* _DOCUMENT PASSAGE_:
Ella: Why were they there?
Paul: It was part of their social studies unit, to give them an idea of what unemployment looked like.
Ella: That's like the zoo, isn't it?
Paul: I was disgusted.
I have no doubt that the schoolgirls were serious and interested in what people had to say. But that hardly seems the point. What disgusted Paul and Ella, and might disgust others, was unemployed people being put on display.
Performing poverty and explaining your behaviour are hardly new features of life in the 'badlands'. I was aware that workers and residents were mostly hardened to the continuing demands of the stage. For workers, there were always new managers to educate or new staff to 'break ill' at what were then called the Department of Social Security (DSS) and the Commonwealth Employment Service (CES). For residents, there were public meetings or community consultations, new social workers--'You have to sniff them out, have a bit of a laugh, see what they say, you know'--and new community project teams, or new researchers like me. If anything, residents were less troubled by the performance of disadvantage than workers. They prided themselves on their ability to discomfit outsiders and took a good deal of enjoyment in stories of 'mean streets':
People at work, some of them have had the silver spoon in their mouth all their life. They reckon they wouldn't even get out of the car if they came over here.

* _RAW RECORDS_:

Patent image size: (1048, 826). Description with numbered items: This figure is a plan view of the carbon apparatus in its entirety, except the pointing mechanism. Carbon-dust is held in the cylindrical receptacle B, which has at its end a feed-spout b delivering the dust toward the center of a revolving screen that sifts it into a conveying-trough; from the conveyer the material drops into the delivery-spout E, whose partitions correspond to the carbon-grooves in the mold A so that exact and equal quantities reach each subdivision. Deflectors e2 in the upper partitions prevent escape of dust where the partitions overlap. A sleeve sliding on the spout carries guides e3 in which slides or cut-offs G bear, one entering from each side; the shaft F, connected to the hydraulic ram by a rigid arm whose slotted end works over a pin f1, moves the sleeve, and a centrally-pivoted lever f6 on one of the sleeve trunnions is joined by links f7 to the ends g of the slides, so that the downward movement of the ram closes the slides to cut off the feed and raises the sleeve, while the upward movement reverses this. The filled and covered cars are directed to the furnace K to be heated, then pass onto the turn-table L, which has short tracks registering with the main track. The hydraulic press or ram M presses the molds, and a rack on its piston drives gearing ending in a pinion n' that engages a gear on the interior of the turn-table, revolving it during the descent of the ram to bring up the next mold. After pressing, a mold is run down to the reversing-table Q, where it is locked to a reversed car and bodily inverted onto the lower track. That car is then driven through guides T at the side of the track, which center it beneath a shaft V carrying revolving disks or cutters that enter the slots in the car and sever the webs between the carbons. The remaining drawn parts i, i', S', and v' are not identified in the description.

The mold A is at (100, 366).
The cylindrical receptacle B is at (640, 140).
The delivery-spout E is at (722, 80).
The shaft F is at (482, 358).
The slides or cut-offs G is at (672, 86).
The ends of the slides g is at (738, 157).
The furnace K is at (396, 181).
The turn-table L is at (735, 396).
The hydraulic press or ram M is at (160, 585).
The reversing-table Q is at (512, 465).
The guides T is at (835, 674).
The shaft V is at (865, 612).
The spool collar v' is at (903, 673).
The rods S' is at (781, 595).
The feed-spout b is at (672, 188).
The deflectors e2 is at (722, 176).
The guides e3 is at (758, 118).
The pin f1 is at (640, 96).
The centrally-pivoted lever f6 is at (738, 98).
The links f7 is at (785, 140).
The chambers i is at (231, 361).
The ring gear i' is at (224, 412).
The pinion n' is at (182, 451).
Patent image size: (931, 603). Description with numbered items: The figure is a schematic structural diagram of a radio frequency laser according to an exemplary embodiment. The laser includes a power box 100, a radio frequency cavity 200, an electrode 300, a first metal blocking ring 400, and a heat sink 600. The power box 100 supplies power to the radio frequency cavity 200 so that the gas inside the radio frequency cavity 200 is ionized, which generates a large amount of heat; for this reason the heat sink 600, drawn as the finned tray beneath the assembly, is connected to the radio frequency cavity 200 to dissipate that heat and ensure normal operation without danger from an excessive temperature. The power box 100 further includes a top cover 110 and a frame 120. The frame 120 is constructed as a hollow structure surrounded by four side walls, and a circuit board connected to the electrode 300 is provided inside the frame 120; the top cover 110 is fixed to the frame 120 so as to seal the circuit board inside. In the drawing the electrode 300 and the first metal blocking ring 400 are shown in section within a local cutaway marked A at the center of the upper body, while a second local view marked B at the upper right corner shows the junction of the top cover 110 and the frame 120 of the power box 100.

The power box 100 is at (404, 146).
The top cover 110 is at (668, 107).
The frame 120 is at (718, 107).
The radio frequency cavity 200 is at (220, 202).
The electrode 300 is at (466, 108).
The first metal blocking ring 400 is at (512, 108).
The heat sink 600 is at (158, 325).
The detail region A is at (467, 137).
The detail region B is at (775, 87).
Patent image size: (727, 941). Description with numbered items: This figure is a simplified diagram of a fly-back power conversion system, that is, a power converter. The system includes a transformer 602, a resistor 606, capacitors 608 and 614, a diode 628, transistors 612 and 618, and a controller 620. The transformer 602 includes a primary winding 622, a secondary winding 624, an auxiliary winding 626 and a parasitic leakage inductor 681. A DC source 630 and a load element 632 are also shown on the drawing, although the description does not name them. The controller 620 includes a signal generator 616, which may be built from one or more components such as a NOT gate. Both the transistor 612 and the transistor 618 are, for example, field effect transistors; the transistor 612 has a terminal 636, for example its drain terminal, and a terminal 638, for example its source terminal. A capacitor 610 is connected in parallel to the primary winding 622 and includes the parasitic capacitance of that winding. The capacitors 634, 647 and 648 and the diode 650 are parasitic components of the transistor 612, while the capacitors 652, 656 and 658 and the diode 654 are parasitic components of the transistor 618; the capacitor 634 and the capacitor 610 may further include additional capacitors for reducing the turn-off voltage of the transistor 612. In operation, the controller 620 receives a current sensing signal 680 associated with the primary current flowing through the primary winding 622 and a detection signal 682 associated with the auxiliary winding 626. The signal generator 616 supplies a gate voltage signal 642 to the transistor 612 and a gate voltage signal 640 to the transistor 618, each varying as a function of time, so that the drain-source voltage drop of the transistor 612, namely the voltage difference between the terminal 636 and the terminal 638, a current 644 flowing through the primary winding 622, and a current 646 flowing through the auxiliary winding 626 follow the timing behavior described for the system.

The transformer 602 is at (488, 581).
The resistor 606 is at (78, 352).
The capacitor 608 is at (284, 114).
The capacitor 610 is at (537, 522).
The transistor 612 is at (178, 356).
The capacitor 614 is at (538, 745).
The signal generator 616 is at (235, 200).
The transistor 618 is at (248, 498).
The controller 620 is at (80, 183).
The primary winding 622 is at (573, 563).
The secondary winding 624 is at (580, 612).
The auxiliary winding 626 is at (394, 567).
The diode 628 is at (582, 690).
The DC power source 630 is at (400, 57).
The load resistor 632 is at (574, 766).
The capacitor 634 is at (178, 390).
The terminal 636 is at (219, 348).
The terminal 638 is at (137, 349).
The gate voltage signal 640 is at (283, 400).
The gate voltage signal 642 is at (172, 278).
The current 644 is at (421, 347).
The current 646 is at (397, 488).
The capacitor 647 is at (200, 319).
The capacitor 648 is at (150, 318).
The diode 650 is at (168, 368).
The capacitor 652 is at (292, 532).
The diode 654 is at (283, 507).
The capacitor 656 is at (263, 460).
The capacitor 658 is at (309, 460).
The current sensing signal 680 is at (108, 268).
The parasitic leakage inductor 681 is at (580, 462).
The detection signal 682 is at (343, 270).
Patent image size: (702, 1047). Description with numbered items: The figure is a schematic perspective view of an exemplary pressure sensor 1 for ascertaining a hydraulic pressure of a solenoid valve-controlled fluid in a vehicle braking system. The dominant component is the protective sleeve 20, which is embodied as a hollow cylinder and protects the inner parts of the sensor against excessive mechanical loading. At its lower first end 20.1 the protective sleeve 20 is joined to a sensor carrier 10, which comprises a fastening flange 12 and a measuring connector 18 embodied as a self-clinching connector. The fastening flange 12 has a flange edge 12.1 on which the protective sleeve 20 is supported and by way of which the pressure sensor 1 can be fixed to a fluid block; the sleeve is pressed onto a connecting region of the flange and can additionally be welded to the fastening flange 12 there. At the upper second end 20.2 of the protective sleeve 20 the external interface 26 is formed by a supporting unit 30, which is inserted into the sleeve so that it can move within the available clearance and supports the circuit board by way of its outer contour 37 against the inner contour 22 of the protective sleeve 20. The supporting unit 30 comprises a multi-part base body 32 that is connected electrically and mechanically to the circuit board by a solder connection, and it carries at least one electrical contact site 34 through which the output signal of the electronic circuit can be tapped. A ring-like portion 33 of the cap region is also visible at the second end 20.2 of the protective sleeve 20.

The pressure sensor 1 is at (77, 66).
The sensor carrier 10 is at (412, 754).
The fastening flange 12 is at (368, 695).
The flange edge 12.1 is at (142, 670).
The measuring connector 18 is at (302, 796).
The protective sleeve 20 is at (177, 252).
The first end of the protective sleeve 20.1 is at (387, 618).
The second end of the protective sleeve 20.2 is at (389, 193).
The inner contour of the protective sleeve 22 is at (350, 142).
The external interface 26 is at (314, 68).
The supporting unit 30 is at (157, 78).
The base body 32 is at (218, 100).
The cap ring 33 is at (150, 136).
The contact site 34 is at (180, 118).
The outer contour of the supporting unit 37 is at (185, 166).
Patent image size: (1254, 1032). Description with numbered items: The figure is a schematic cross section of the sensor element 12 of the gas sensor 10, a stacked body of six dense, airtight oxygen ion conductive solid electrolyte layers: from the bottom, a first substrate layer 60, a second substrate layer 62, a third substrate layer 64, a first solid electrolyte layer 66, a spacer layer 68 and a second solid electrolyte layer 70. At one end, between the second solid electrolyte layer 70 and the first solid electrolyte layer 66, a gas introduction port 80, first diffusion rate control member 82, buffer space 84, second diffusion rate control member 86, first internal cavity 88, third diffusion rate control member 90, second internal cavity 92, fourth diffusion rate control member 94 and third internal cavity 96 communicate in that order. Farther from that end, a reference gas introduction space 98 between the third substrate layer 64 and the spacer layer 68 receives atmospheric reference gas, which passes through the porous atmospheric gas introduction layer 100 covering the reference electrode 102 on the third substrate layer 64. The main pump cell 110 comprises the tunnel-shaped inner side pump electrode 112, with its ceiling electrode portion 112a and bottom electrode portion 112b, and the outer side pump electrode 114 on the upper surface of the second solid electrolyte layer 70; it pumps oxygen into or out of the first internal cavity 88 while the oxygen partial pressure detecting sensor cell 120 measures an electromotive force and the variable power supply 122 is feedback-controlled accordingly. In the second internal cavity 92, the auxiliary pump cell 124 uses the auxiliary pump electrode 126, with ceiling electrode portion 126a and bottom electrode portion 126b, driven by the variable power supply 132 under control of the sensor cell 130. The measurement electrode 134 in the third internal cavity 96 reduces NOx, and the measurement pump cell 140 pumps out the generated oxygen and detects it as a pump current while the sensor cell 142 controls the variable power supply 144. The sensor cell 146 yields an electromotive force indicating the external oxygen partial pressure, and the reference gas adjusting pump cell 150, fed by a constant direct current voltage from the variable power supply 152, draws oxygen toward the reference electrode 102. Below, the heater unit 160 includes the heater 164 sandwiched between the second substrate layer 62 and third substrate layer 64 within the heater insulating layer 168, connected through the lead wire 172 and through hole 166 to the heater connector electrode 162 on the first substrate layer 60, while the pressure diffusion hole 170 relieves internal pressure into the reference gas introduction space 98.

* _PROBLEMS TO SOLVE_:
- 1) Answer these from the passage on unemployment:
(a) According to Paul, why were the schoolgirls there?
(b) What do the abbreviations DSS and CES stand for?
(c) Which group was less troubled by the performance of disadvantage, residents or workers?
- 2) Continue the passage on unemployment from its last sentence.
The records were taken from a different source than the passage on unemployment.

* _ANSWERS TO EACH TASK_:
- 1)
(a) It was part of their social studies unit, meant to give them an idea of what unemployment looked like.
(b) DSS stands for the Department of Social Security, and CES stands for the Commonwealth Employment Service.
(c) Residents were less troubled than workers.

- 2)
They think we've all got knives or something. Just one big riot, that's our Bidwill.
Look poor
In a 1977 story about the Olsen Place Gang published in the Melbourne Herald, the reporter realised the pleasure her characters took in bravado: Ray and Wayne, the two boys she interviewed, 'recognise the responsibility to "perform" to the admiring crowd'. Unemployed they might have been, but Ray and Wayne were articulate enough to provide a few good lines. Yet she didn't grasp, or perhaps didn't convey, the fact that she and the Melbourne readers for whom she was writing were part of the crowd too. If you live in the 'zoo' you learn to play to the audience. Criticisms of poverty news and poverty knowledge tend to emphasise deficient policies or inaccurate public understandings. It is just as important, however, to...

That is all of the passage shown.